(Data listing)
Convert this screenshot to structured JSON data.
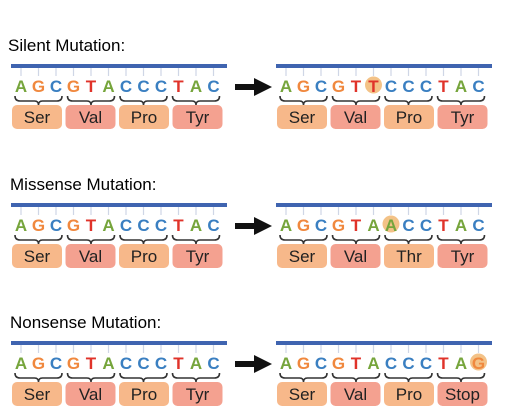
{
  "colors": {
    "A": "#76a53c",
    "G": "#f0883e",
    "C": "#3a7fc1",
    "T": "#e0332a",
    "backbone": "#3f64b0",
    "codon_fill": "#f7b88a",
    "codon_mut_fill": "#f4a190",
    "highlight": "#f2bb7a",
    "brace": "#333333",
    "arrow": "#111111"
  },
  "sections": [
    {
      "title": "Silent Mutation:",
      "original": {
        "bases": "AGCGTACCCTAC",
        "codons": [
          "Ser",
          "Val",
          "Pro",
          "Tyr"
        ]
      },
      "mutated": {
        "bases": "AGCGTTCCCTAC",
        "codons": [
          "Ser",
          "Val",
          "Pro",
          "Tyr"
        ],
        "mutated_index": 5
      }
    },
    {
      "title": "Missense Mutation:",
      "original": {
        "bases": "AGCGTACCCTAC",
        "codons": [
          "Ser",
          "Val",
          "Pro",
          "Tyr"
        ]
      },
      "mutated": {
        "bases": "AGCGTAACCTAC",
        "codons": [
          "Ser",
          "Val",
          "Thr",
          "Tyr"
        ],
        "mutated_index": 6
      }
    },
    {
      "title": "Nonsense Mutation:",
      "original": {
        "bases": "AGCGTACCCTAC",
        "codons": [
          "Ser",
          "Val",
          "Pro",
          "Tyr"
        ]
      },
      "mutated": {
        "bases": "AGCGTACCCTAG",
        "codons": [
          "Ser",
          "Val",
          "Pro",
          "Stop"
        ],
        "mutated_index": 11
      }
    }
  ]
}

* What is asked *
Reproduce the entries above exactly. Do not include the images.

* The result *
Convert this screenshot to structured JSON data.
{
  "colors": {
    "A": "#76a53c",
    "G": "#f0883e",
    "C": "#3a7fc1",
    "T": "#e0332a",
    "backbone": "#3f64b0",
    "codon_fill": "#f7b88a",
    "codon_mut_fill": "#f4a190",
    "highlight": "#f2bb7a",
    "brace": "#333333",
    "arrow": "#111111"
  },
  "sections": [
    {
      "title": "Silent Mutation:",
      "original": {
        "bases": "AGCGTACCCTAC",
        "codons": [
          "Ser",
          "Val",
          "Pro",
          "Tyr"
        ]
      },
      "mutated": {
        "bases": "AGCGTTCCCTAC",
        "codons": [
          "Ser",
          "Val",
          "Pro",
          "Tyr"
        ],
        "mutated_index": 5
      }
    },
    {
      "title": "Missense Mutation:",
      "original": {
        "bases": "AGCGTACCCTAC",
        "codons": [
          "Ser",
          "Val",
          "Pro",
          "Tyr"
        ]
      },
      "mutated": {
        "bases": "AGCGTAACCTAC",
        "codons": [
          "Ser",
          "Val",
          "Thr",
          "Tyr"
        ],
        "mutated_index": 6
      }
    },
    {
      "title": "Nonsense Mutation:",
      "original": {
        "bases": "AGCGTACCCTAC",
        "codons": [
          "Ser",
          "Val",
          "Pro",
          "Tyr"
        ]
      },
      "mutated": {
        "bases": "AGCGTACCCTAG",
        "codons": [
          "Ser",
          "Val",
          "Pro",
          "Stop"
        ],
        "mutated_index": 11
      }
    }
  ]
}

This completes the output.